### WHAT TO WORK ON
Scan the data below and pick out the lines containing the word "plans".

━━━━━ DATASET CONTENT ━━━━━

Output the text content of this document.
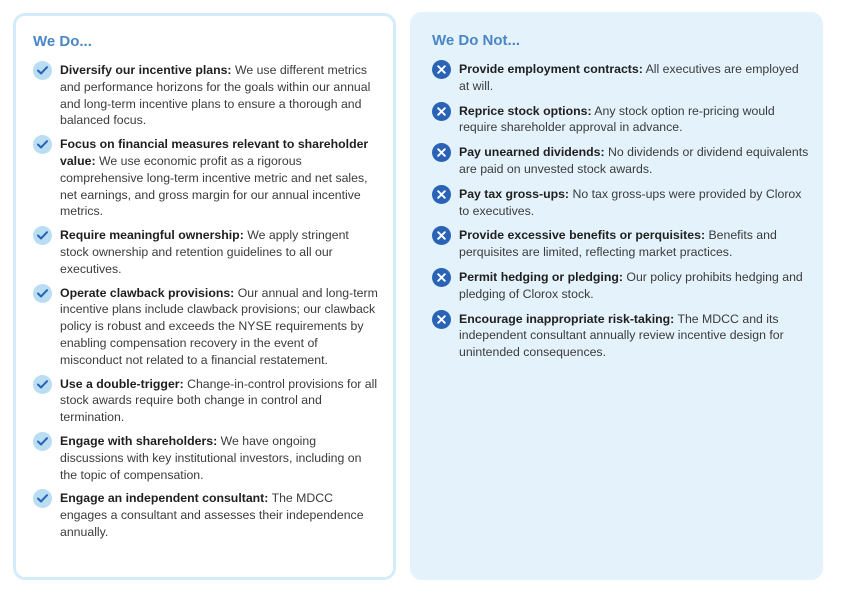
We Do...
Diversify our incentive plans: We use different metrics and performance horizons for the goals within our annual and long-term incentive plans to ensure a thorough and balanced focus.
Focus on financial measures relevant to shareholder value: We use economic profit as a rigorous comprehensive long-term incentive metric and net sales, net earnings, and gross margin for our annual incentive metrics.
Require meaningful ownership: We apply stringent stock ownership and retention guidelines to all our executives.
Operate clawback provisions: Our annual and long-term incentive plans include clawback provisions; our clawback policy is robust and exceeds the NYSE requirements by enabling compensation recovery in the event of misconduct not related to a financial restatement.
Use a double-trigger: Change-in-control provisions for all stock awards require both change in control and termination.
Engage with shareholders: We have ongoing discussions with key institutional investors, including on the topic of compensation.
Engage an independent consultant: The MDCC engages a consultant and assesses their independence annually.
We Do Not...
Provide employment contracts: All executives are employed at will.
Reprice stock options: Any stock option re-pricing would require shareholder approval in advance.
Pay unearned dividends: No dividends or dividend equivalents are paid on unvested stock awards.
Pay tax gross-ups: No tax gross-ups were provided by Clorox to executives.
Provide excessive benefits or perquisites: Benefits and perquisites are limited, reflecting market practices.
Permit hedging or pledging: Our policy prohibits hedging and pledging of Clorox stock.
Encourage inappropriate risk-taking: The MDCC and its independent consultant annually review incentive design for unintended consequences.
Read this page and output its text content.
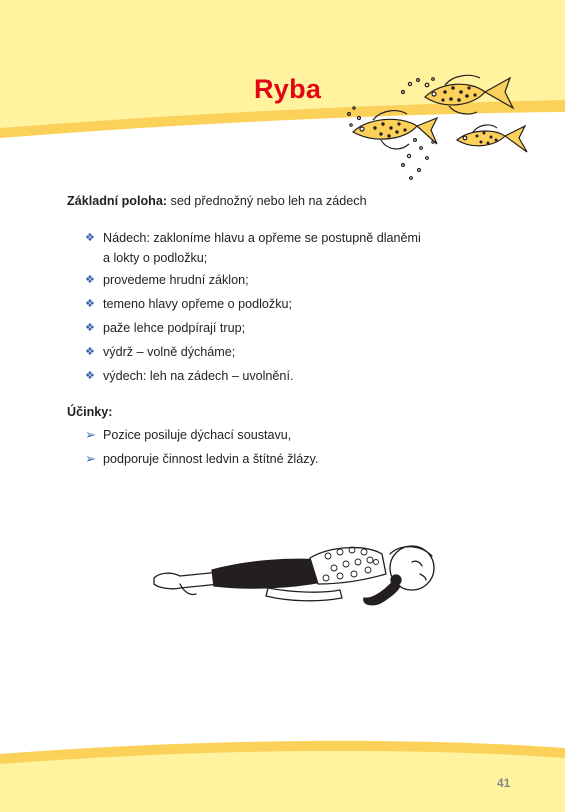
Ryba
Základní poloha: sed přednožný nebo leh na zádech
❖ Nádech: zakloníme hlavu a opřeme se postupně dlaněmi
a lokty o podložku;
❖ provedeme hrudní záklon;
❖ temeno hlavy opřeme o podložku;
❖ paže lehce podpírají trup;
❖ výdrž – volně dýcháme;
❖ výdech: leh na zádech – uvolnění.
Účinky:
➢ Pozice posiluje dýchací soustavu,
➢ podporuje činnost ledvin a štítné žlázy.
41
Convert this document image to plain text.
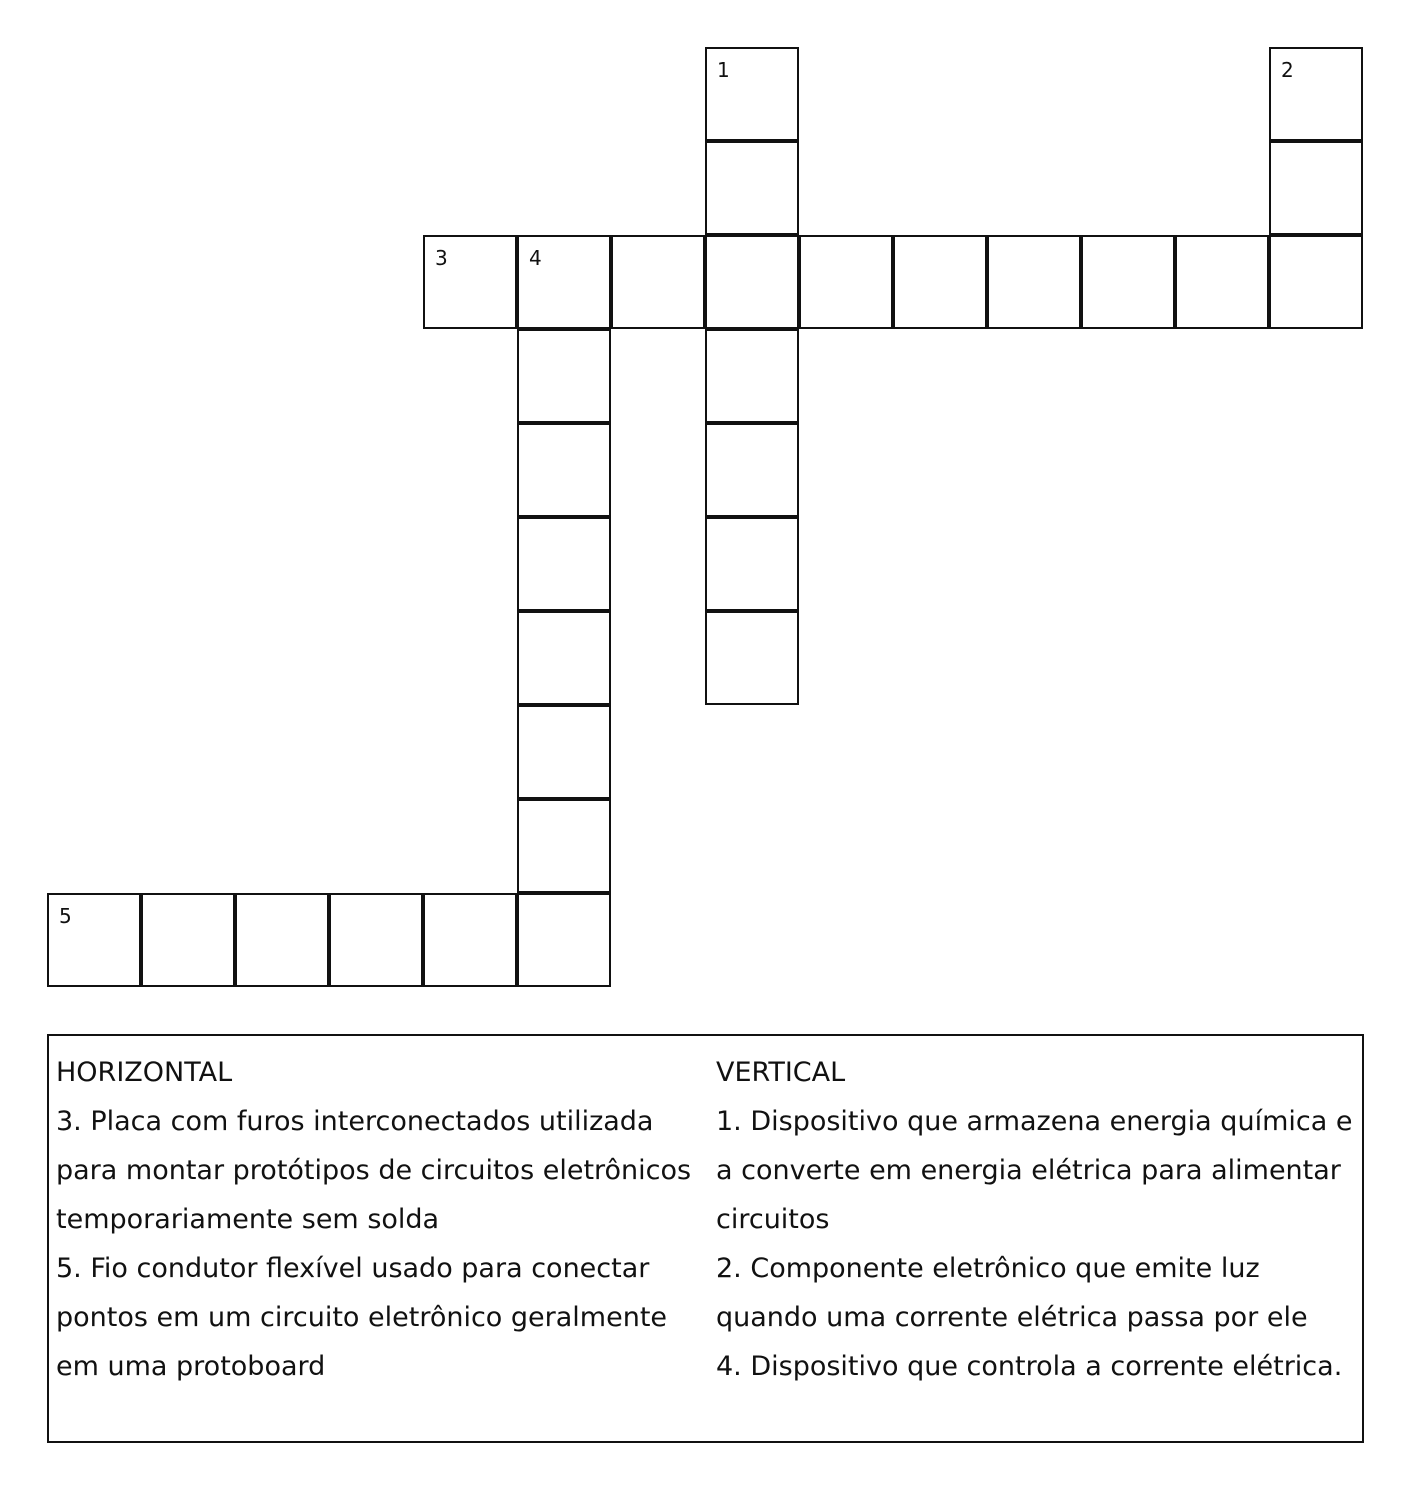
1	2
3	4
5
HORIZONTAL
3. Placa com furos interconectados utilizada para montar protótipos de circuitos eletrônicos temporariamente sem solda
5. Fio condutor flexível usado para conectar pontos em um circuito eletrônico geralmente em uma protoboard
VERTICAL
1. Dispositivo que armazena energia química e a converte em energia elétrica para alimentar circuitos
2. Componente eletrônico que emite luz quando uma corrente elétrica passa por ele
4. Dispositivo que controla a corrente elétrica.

━━━━━

### RESULT OF THE EXERCISE
Diversify our incentive plans: We use different metrics and performance horizons for the goals within our annual and long-term incentive plans to ensure a thorough and balanced focus.
Operate clawback provisions: Our annual and long-term incentive plans include clawback provisions; our clawback policy is robust and exceeds the NYSE requirements by enabling compensation recovery in the event of misconduct not related to a financial restatement.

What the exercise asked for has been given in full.